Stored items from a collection
* START *

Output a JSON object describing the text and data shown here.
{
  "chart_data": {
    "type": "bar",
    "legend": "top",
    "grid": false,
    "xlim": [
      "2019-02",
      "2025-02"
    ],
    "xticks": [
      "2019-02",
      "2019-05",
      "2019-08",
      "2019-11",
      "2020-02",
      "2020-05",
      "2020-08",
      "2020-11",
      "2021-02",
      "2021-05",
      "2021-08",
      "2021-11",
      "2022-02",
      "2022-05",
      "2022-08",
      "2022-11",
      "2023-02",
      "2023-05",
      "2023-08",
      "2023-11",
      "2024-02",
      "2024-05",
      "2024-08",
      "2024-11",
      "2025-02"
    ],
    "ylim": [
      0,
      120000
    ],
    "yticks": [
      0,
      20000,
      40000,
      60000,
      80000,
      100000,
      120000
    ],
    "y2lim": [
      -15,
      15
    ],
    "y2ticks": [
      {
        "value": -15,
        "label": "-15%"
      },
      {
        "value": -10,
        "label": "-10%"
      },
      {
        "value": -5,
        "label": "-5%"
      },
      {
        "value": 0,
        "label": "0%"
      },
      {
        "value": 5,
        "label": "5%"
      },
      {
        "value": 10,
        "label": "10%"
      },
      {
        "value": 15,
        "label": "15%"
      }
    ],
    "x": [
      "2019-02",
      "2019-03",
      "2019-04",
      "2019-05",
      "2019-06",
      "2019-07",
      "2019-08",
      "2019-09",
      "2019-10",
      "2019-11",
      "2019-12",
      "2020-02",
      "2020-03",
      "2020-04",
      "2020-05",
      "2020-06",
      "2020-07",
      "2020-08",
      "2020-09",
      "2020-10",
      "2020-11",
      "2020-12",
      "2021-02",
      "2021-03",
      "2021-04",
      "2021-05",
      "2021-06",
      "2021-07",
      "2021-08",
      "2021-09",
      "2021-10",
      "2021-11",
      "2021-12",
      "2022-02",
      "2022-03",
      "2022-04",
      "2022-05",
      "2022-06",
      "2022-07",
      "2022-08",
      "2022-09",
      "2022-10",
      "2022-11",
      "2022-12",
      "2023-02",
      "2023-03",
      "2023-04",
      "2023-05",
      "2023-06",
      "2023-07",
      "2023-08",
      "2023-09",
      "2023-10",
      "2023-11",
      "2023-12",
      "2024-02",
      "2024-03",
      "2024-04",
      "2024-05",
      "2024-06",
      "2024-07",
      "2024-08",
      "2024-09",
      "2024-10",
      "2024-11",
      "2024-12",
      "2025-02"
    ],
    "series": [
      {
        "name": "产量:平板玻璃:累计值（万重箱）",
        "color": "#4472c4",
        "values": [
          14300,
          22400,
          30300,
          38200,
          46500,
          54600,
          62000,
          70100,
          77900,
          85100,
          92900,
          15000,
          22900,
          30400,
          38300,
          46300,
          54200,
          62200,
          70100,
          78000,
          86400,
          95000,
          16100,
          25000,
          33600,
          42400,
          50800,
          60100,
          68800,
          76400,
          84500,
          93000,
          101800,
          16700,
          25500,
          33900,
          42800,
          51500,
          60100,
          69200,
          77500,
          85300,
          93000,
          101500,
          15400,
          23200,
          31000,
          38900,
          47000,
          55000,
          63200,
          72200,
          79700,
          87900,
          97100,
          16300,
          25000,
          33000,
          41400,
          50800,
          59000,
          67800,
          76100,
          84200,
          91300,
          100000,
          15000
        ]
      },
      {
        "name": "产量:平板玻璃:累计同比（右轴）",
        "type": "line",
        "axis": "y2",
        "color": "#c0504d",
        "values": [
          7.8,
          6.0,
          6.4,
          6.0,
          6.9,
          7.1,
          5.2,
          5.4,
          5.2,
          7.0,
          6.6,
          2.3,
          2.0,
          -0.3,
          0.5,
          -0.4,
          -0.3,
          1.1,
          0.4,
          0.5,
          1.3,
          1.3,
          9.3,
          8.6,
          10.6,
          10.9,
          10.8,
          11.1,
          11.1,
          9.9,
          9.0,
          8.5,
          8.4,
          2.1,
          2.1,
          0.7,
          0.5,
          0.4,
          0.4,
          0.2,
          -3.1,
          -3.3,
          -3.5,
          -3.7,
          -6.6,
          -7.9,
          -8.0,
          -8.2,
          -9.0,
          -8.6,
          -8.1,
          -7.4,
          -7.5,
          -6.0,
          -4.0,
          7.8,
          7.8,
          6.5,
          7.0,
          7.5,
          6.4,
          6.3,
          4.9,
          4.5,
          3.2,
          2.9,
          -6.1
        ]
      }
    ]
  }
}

* END *

Retype the data exactly as given.

◆ OUTPUT FOR THIS TASK ◆
Output a JSON object describing the text and data shown here.
{
  "chart_data": {
    "type": "bar",
    "legend": "top",
    "grid": false,
    "xlim": [
      "2019-02",
      "2025-02"
    ],
    "xticks": [
      "2019-02",
      "2019-05",
      "2019-08",
      "2019-11",
      "2020-02",
      "2020-05",
      "2020-08",
      "2020-11",
      "2021-02",
      "2021-05",
      "2021-08",
      "2021-11",
      "2022-02",
      "2022-05",
      "2022-08",
      "2022-11",
      "2023-02",
      "2023-05",
      "2023-08",
      "2023-11",
      "2024-02",
      "2024-05",
      "2024-08",
      "2024-11",
      "2025-02"
    ],
    "ylim": [
      0,
      120000
    ],
    "yticks": [
      0,
      20000,
      40000,
      60000,
      80000,
      100000,
      120000
    ],
    "y2lim": [
      -15,
      15
    ],
    "y2ticks": [
      {
        "value": -15,
        "label": "-15%"
      },
      {
        "value": -10,
        "label": "-10%"
      },
      {
        "value": -5,
        "label": "-5%"
      },
      {
        "value": 0,
        "label": "0%"
      },
      {
        "value": 5,
        "label": "5%"
      },
      {
        "value": 10,
        "label": "10%"
      },
      {
        "value": 15,
        "label": "15%"
      }
    ],
    "x": [
      "2019-02",
      "2019-03",
      "2019-04",
      "2019-05",
      "2019-06",
      "2019-07",
      "2019-08",
      "2019-09",
      "2019-10",
      "2019-11",
      "2019-12",
      "2020-02",
      "2020-03",
      "2020-04",
      "2020-05",
      "2020-06",
      "2020-07",
      "2020-08",
      "2020-09",
      "2020-10",
      "2020-11",
      "2020-12",
      "2021-02",
      "2021-03",
      "2021-04",
      "2021-05",
      "2021-06",
      "2021-07",
      "2021-08",
      "2021-09",
      "2021-10",
      "2021-11",
      "2021-12",
      "2022-02",
      "2022-03",
      "2022-04",
      "2022-05",
      "2022-06",
      "2022-07",
      "2022-08",
      "2022-09",
      "2022-10",
      "2022-11",
      "2022-12",
      "2023-02",
      "2023-03",
      "2023-04",
      "2023-05",
      "2023-06",
      "2023-07",
      "2023-08",
      "2023-09",
      "2023-10",
      "2023-11",
      "2023-12",
      "2024-02",
      "2024-03",
      "2024-04",
      "2024-05",
      "2024-06",
      "2024-07",
      "2024-08",
      "2024-09",
      "2024-10",
      "2024-11",
      "2024-12",
      "2025-02"
    ],
    "series": [
      {
        "name": "产量:平板玻璃:累计值（万重箱）",
        "color": "#4472c4",
        "values": [
          14300,
          22400,
          30300,
          38200,
          46500,
          54600,
          62000,
          70100,
          77900,
          85100,
          92900,
          15000,
          22900,
          30400,
          38300,
          46300,
          54200,
          62200,
          70100,
          78000,
          86400,
          95000,
          16100,
          25000,
          33600,
          42400,
          50800,
          60100,
          68800,
          76400,
          84500,
          93000,
          101800,
          16700,
          25500,
          33900,
          42800,
          51500,
          60100,
          69200,
          77500,
          85300,
          93000,
          101500,
          15400,
          23200,
          31000,
          38900,
          47000,
          55000,
          63200,
          72200,
          79700,
          87900,
          97100,
          16300,
          25000,
          33000,
          41400,
          50800,
          59000,
          67800,
          76100,
          84200,
          91300,
          100000,
          15000
        ]
      },
      {
        "name": "产量:平板玻璃:累计同比（右轴）",
        "type": "line",
        "axis": "y2",
        "color": "#c0504d",
        "values": [
          7.8,
          6.0,
          6.4,
          6.0,
          6.9,
          7.1,
          5.2,
          5.4,
          5.2,
          7.0,
          6.6,
          2.3,
          2.0,
          -0.3,
          0.5,
          -0.4,
          -0.3,
          1.1,
          0.4,
          0.5,
          1.3,
          1.3,
          9.3,
          8.6,
          10.6,
          10.9,
          10.8,
          11.1,
          11.1,
          9.9,
          9.0,
          8.5,
          8.4,
          2.1,
          2.1,
          0.7,
          0.5,
          0.4,
          0.4,
          0.2,
          -3.1,
          -3.3,
          -3.5,
          -3.7,
          -6.6,
          -7.9,
          -8.0,
          -8.2,
          -9.0,
          -8.6,
          -8.1,
          -7.4,
          -7.5,
          -6.0,
          -4.0,
          7.8,
          7.8,
          6.5,
          7.0,
          7.5,
          6.4,
          6.3,
          4.9,
          4.5,
          3.2,
          2.9,
          -6.1
        ]
      }
    ]
  }
}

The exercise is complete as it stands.